REQUIRED WORK: Check each line of the material below for the string "Above", then report how many lines have it, and nothing else.

################

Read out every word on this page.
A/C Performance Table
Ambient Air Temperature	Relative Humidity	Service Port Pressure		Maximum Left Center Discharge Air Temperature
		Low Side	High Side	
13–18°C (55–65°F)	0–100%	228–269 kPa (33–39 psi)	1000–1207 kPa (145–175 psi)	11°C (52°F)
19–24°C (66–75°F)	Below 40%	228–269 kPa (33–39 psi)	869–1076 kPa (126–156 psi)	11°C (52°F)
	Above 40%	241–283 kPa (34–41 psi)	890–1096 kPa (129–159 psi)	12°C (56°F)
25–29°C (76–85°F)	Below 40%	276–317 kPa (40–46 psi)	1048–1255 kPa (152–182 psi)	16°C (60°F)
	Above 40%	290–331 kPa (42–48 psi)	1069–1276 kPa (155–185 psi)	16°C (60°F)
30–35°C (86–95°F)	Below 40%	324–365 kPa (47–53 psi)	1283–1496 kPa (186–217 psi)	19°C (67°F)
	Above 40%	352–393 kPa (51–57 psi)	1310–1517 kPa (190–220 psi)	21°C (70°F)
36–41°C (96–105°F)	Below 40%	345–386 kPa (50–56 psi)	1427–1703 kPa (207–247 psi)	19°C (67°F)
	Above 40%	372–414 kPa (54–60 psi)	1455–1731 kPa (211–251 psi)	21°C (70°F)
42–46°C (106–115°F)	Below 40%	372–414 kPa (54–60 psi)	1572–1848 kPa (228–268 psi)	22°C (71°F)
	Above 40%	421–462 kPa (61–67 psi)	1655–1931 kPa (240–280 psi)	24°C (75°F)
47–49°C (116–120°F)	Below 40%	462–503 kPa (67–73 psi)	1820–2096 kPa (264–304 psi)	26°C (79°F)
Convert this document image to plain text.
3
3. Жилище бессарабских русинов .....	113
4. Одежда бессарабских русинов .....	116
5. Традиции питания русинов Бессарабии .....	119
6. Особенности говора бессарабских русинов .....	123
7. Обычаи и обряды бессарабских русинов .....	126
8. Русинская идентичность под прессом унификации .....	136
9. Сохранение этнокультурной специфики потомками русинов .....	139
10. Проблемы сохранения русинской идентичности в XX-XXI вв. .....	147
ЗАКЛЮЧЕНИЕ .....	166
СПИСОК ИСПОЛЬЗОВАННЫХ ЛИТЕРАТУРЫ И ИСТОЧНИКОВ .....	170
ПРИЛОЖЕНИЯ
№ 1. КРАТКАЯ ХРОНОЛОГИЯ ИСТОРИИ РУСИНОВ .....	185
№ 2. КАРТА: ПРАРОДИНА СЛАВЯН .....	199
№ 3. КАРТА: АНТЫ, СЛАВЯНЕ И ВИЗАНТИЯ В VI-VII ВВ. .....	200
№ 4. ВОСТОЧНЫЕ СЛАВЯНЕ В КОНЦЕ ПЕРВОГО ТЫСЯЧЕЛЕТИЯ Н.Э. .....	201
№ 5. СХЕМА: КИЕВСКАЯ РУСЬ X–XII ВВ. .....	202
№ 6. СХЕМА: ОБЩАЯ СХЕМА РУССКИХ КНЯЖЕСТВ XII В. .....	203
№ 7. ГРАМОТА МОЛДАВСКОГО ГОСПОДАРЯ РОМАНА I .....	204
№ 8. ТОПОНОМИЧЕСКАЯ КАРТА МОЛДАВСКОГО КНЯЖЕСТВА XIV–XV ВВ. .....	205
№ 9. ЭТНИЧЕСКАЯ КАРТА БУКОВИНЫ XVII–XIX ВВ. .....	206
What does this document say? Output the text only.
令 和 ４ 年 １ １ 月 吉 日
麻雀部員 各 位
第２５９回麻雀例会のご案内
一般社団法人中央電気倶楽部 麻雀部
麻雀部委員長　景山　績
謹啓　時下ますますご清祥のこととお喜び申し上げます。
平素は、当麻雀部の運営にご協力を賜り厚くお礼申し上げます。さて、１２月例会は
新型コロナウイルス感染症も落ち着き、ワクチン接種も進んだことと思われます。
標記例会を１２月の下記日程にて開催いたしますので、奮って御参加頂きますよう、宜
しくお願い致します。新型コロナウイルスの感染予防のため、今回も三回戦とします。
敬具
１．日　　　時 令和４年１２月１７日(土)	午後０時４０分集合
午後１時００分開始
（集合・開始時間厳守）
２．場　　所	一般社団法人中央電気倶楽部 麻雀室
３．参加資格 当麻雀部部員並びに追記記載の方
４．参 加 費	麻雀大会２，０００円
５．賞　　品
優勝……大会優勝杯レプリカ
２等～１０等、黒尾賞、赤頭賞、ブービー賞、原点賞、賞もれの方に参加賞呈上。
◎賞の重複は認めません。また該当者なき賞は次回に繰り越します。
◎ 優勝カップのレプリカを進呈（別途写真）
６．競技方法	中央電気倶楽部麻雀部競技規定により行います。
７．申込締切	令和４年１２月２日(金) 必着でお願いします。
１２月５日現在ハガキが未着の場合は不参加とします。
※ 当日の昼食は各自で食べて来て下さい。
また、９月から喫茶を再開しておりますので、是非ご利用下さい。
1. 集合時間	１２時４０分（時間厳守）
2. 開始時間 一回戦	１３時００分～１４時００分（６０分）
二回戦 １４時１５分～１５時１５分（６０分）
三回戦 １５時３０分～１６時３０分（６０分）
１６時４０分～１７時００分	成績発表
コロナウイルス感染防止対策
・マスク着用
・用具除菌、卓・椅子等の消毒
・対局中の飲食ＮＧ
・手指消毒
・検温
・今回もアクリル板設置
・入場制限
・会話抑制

################

WRITTEN ANSWER: 5